===== RECORDED DATA

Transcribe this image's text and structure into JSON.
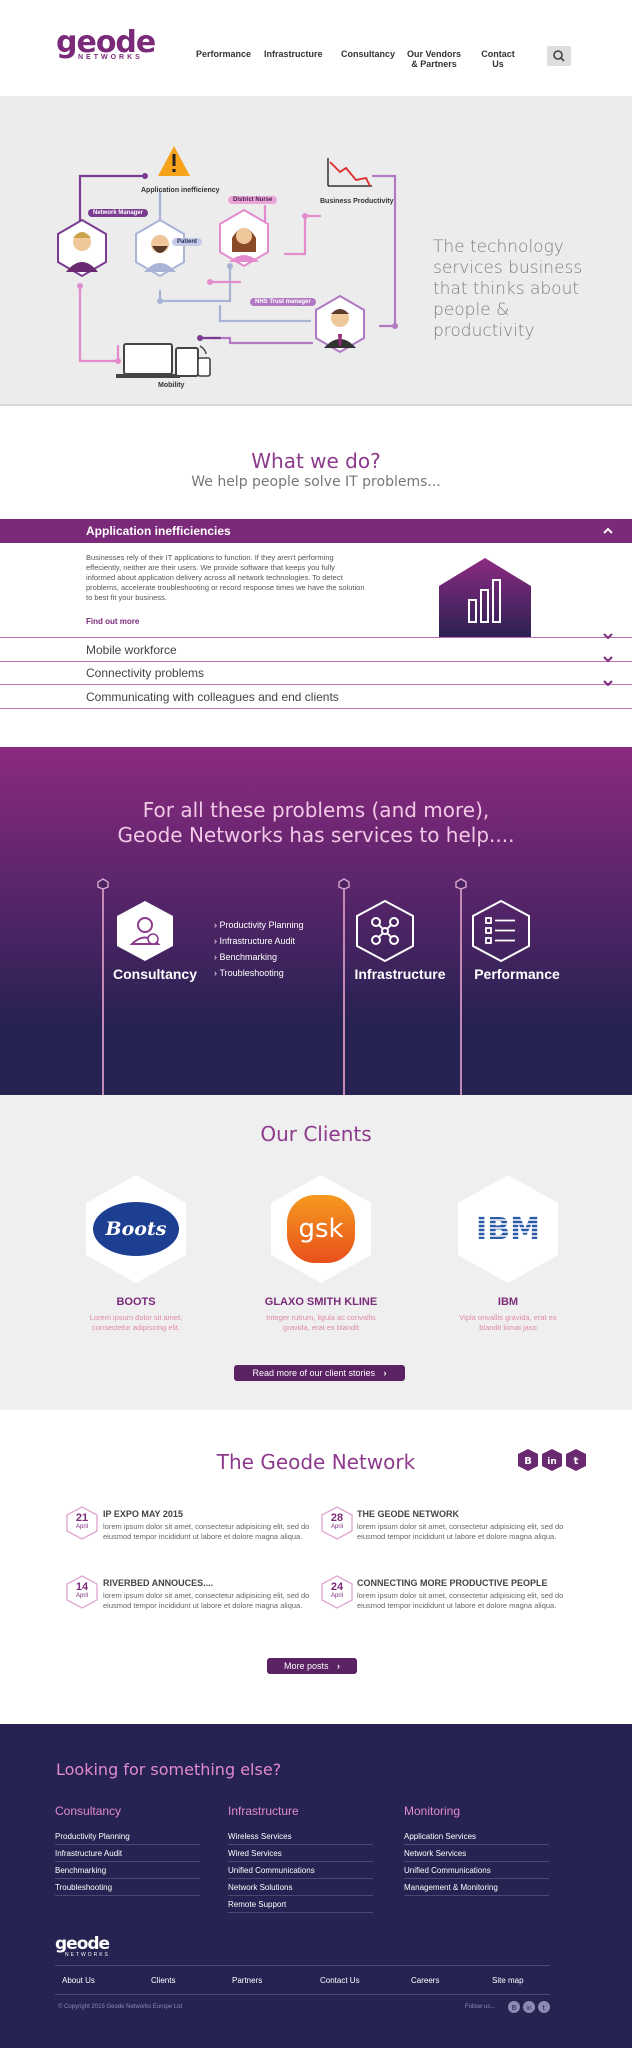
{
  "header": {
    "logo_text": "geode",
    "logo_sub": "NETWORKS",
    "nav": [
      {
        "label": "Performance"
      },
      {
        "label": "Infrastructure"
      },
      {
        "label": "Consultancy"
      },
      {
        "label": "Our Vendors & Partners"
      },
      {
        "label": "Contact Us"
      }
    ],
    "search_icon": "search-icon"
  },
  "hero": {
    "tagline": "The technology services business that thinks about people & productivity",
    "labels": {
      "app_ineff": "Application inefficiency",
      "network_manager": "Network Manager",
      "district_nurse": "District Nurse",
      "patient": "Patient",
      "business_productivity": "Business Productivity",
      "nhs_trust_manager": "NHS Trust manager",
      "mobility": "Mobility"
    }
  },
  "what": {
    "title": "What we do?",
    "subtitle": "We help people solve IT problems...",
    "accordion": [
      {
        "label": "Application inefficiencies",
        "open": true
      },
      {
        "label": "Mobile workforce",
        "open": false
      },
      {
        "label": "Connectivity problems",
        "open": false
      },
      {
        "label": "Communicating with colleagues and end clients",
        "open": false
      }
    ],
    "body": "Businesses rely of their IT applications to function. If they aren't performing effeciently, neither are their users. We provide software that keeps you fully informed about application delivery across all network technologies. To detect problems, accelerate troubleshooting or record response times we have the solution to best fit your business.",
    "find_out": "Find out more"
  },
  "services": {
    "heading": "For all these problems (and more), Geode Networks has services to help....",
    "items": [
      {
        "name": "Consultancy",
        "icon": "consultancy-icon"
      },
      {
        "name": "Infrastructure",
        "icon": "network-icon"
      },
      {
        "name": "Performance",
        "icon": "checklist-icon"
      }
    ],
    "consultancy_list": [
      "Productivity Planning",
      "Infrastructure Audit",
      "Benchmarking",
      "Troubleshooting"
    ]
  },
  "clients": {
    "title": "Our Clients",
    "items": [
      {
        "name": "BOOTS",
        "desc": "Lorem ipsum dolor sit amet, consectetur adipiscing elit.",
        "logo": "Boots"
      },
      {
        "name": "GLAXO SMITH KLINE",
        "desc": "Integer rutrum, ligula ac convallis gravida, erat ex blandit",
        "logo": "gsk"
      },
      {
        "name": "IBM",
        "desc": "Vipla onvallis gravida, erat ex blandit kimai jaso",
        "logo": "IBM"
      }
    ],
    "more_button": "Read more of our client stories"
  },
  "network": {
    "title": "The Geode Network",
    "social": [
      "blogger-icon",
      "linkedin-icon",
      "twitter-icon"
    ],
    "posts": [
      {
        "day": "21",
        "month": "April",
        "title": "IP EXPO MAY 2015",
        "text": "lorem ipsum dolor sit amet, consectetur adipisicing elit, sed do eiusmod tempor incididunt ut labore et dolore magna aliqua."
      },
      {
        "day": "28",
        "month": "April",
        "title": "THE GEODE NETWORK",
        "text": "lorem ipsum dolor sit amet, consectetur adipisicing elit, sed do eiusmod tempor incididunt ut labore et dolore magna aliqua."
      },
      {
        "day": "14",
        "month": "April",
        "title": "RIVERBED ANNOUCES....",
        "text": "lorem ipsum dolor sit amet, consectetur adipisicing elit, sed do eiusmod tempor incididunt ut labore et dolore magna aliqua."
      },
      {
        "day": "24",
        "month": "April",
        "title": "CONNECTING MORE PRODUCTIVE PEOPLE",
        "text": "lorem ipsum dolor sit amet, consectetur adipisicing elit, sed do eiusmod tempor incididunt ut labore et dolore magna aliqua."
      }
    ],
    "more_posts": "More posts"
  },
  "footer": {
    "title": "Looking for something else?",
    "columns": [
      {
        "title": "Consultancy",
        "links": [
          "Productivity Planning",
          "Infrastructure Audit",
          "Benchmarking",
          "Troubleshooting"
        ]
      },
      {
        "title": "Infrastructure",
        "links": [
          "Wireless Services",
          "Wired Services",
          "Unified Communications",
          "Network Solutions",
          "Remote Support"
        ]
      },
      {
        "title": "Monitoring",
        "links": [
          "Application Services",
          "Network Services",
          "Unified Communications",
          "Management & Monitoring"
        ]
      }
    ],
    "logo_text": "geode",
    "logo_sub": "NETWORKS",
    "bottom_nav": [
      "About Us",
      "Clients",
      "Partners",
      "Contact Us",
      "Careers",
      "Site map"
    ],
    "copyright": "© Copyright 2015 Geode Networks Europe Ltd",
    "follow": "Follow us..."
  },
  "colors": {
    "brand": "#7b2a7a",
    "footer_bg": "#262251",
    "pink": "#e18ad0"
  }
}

==========
===== RECORDED DATA

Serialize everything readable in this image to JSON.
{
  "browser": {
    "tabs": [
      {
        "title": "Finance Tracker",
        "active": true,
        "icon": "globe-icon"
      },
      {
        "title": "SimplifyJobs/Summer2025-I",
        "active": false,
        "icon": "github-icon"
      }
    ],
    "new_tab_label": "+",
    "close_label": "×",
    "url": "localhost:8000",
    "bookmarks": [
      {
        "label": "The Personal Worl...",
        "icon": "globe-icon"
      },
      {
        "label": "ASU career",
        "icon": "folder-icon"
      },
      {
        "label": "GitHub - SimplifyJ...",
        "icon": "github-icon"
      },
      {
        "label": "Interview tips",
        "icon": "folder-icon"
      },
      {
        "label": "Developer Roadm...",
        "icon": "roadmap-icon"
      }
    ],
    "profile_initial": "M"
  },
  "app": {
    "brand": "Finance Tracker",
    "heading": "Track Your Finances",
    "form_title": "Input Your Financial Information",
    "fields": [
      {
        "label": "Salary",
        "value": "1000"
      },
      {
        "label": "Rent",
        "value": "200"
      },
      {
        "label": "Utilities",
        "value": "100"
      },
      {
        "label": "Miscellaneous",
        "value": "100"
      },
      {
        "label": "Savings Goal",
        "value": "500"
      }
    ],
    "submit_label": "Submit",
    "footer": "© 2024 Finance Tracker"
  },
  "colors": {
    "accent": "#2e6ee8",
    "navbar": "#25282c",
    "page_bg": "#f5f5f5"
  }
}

==========

-- GOAL --
Say how many lines of the data include the word "this". Nothing other than the number should be given.

-- FINISHED TASK --
2